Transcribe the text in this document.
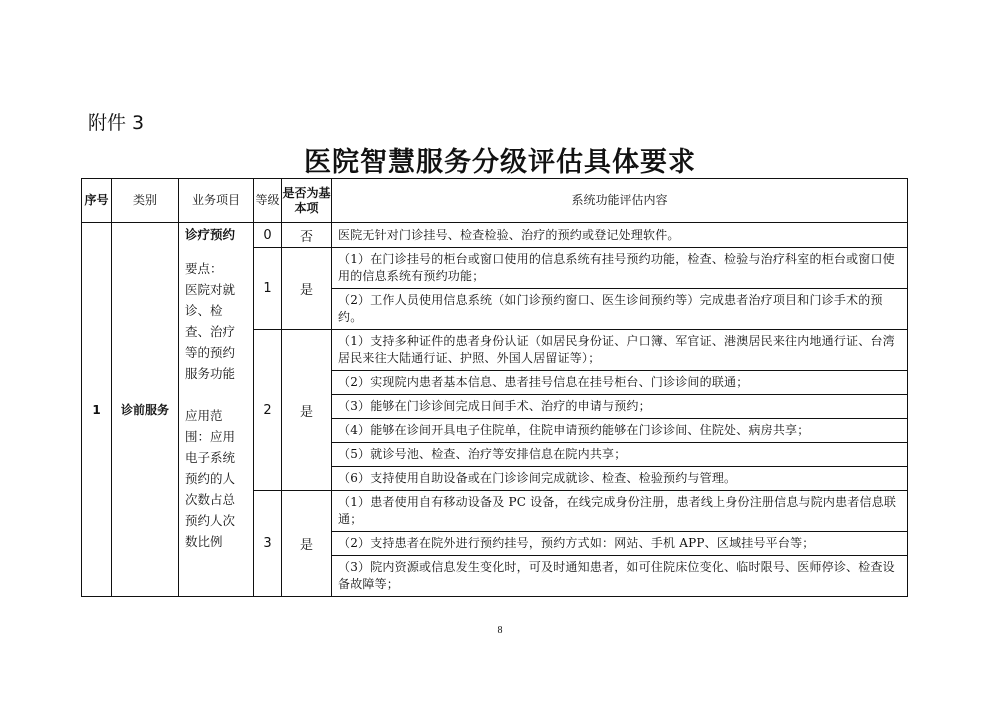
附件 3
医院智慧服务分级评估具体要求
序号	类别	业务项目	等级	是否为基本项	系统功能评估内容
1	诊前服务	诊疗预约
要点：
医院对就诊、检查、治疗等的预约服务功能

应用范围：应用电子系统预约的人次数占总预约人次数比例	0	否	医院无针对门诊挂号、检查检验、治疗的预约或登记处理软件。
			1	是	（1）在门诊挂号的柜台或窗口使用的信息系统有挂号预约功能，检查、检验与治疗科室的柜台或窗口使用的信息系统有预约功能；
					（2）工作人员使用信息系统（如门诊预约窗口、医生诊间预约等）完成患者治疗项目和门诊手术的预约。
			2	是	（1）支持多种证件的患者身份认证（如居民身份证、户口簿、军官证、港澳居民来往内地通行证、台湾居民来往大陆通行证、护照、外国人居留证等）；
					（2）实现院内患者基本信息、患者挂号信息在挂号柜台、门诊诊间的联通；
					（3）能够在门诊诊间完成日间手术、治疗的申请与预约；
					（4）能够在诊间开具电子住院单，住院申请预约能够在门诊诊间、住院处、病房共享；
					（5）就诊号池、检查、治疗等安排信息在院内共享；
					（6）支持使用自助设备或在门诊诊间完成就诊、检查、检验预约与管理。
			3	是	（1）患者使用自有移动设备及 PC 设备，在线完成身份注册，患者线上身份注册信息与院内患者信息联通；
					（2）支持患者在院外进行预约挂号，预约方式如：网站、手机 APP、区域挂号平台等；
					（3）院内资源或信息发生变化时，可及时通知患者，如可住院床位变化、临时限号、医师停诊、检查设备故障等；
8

● ● ● ● ● ● ●

WHAT TO DO: Leave images out of the retyped records; keep all else exact.

WRITTEN RESPONSE:
Transcribe the text in this document.
附件 3
医院智慧服务分级评估具体要求
序号	类别	业务项目	等级	是否为基本项	系统功能评估内容
1	诊前服务	诊疗预约
要点：
医院对就诊、检查、治疗等的预约服务功能

应用范围：应用电子系统预约的人次数占总预约人次数比例	0	否	医院无针对门诊挂号、检查检验、治疗的预约或登记处理软件。
			1	是	（1）在门诊挂号的柜台或窗口使用的信息系统有挂号预约功能，检查、检验与治疗科室的柜台或窗口使用的信息系统有预约功能；
					（2）工作人员使用信息系统（如门诊预约窗口、医生诊间预约等）完成患者治疗项目和门诊手术的预约。
			2	是	（1）支持多种证件的患者身份认证（如居民身份证、户口簿、军官证、港澳居民来往内地通行证、台湾居民来往大陆通行证、护照、外国人居留证等）；
					（2）实现院内患者基本信息、患者挂号信息在挂号柜台、门诊诊间的联通；
					（3）能够在门诊诊间完成日间手术、治疗的申请与预约；
					（4）能够在诊间开具电子住院单，住院申请预约能够在门诊诊间、住院处、病房共享；
					（5）就诊号池、检查、治疗等安排信息在院内共享；
					（6）支持使用自助设备或在门诊诊间完成就诊、检查、检验预约与管理。
			3	是	（1）患者使用自有移动设备及 PC 设备，在线完成身份注册，患者线上身份注册信息与院内患者信息联通；
					（2）支持患者在院外进行预约挂号，预约方式如：网站、手机 APP、区域挂号平台等；
					（3）院内资源或信息发生变化时，可及时通知患者，如可住院床位变化、临时限号、医师停诊、检查设备故障等；
8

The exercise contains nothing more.